### EXCERPTED TEXT
In this study, both PP amplification and AIx were not significantly associated with the RDI. The reasons for this result are not clear. However, this finding may be related to the fact that the participants in this study were relatively elderly. Aging is known to be a key determinant of PP amplification and AIx. PP amplification decreases as a person becomes older and as atherosclerosis progresses [44, 45]. In contrast, AIx increases with age and progression of atherosclerosis [45]. Although participants with cardiovascular disease are excluded from the analysis, atherosclerosis is presumably progressing in the participants because of their age. In addition, AIx and heart rate are known to have inverse linear relationships [46]. Increased sympathetic activity among SDB patients will increase heart rate, and as a result, AIx and PP amplification are presumably reduced.

### ENTRIES SUPPLIED
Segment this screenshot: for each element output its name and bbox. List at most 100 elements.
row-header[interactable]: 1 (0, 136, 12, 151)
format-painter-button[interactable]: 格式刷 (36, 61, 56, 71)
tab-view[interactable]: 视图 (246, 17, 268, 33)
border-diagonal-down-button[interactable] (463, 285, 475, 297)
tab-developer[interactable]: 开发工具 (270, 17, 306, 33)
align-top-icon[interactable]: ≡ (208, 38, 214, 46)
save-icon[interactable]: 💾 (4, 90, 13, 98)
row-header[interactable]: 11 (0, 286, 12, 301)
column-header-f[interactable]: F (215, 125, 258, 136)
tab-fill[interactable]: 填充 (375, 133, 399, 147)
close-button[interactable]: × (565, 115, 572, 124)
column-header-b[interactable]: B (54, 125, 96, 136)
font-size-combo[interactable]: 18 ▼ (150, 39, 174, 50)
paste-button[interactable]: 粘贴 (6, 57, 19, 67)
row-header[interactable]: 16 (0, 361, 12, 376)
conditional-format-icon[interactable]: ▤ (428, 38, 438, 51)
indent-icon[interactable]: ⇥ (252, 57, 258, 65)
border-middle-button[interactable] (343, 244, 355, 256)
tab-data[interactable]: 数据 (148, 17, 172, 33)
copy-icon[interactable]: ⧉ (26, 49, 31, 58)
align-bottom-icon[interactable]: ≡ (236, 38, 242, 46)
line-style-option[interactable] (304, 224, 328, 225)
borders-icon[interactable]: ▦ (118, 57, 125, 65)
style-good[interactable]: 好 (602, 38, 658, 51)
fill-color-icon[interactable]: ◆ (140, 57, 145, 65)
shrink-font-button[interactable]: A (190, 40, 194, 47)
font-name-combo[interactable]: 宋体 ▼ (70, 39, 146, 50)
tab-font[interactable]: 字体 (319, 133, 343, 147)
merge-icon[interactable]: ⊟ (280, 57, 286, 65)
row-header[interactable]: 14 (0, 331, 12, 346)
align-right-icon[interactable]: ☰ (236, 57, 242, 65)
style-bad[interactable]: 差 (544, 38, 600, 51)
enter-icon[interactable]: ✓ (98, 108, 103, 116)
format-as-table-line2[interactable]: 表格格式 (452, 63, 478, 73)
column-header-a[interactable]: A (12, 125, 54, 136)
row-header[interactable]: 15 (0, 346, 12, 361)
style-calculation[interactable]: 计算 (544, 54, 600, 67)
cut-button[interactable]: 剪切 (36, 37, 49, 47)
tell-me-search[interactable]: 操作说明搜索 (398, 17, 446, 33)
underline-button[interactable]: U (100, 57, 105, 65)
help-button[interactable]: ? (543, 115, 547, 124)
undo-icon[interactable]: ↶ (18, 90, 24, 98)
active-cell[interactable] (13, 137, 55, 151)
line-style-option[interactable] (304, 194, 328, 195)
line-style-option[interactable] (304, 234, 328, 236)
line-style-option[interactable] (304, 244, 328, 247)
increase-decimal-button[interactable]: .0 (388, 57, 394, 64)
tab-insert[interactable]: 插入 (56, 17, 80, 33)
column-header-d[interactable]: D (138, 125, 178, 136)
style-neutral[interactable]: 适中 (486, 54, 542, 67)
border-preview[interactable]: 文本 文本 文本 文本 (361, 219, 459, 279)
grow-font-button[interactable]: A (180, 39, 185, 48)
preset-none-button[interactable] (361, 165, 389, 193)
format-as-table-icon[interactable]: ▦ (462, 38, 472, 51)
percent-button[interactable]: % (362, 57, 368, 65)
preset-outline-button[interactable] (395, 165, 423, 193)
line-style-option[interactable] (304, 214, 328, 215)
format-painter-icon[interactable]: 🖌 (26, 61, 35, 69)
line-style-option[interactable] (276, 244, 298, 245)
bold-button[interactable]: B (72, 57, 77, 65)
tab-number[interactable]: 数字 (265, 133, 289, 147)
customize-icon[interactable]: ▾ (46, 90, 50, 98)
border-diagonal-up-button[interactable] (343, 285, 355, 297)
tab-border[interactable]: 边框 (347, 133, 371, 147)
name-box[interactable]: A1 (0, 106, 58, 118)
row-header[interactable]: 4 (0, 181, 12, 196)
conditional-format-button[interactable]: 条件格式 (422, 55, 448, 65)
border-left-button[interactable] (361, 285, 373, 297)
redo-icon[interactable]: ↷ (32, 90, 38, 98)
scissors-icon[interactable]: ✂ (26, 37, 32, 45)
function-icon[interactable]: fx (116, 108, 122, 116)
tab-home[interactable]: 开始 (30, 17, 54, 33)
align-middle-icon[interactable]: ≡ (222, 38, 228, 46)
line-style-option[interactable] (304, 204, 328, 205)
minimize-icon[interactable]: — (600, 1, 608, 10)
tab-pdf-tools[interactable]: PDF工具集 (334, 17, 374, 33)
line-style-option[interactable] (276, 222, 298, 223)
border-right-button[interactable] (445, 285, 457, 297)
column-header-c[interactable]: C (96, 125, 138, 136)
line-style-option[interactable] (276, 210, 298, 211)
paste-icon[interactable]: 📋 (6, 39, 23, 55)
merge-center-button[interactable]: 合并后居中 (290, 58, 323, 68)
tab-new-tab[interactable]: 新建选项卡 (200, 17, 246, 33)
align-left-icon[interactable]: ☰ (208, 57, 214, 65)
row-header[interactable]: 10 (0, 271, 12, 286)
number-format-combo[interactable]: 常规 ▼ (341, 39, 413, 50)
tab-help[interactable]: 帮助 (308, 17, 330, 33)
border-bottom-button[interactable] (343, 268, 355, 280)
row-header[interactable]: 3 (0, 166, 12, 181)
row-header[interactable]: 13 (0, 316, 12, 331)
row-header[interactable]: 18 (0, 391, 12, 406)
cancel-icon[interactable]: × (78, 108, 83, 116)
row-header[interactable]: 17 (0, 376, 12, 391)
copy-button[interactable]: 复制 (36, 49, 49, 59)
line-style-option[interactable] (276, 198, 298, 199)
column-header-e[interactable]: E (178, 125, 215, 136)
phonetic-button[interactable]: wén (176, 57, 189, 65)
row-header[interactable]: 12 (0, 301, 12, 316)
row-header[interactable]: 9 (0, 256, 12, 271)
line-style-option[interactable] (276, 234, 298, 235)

### TASK INSTRUCTIONS
1 > Restate word for word the part of the study excerpt starting at "In this study, both" and ending at "are presumably reduced.".
2 > Could you shorten the paragraph of the study excerpt that begins "In this study, both PP amplification" while keeping its main facts?
The records have no connection to the study excerpt.

### SOLUTIONS TO THE PROBLEMS
1 >
In this study, both PP amplification and AIx were not significantly associated with the RDI. The reasons for this result are not clear. However, this finding may be related to the fact that the participants in this study were relatively elderly. Aging is known to be a key determinant of PP amplification and AIx. PP amplification decreases as a person becomes older and as atherosclerosis progresses [44, 45]. In contrast, AIx increases with age and progression of atherosclerosis [45]. Although participants with cardiovascular disease are excluded from the analysis, atherosclerosis is presumably progressing in the participants because of their age. In addition, AIx and heart rate are known to have inverse linear relationships [46]. Increased sympathetic activity among SDB patients will increase heart rate, and as a result, AIx and PP amplification are presumably reduced.

2 > Neither PP amplification nor AIx was significantly associated with the RDI. The reasons are unclear, but the finding may reflect the participants' relatively advanced age. Aging is a key determinant of both measures. PP amplification falls with age and progressing atherosclerosis, while AIx rises. Participants with cardiovascular disease were excluded, but atherosclerosis is presumably progressing in the rest because of their age. AIx also has an inverse linear relationship with heart rate. Increased sympathetic activity in SDB patients raises heart rate, which presumably lowers AIx and PP amplification.